TASK:
How many lines in the entries below include the string "Code"? Answer with the number only.

GIVEN RECORDS:
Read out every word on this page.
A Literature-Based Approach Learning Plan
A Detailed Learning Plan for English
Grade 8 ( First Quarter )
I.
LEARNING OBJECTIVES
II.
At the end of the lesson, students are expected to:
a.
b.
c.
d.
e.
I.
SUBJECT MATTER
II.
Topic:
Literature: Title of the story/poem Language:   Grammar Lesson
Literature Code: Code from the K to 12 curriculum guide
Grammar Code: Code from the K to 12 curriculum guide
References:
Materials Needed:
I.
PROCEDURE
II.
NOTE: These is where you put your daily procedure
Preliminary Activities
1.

RIGHT ANSWER:
2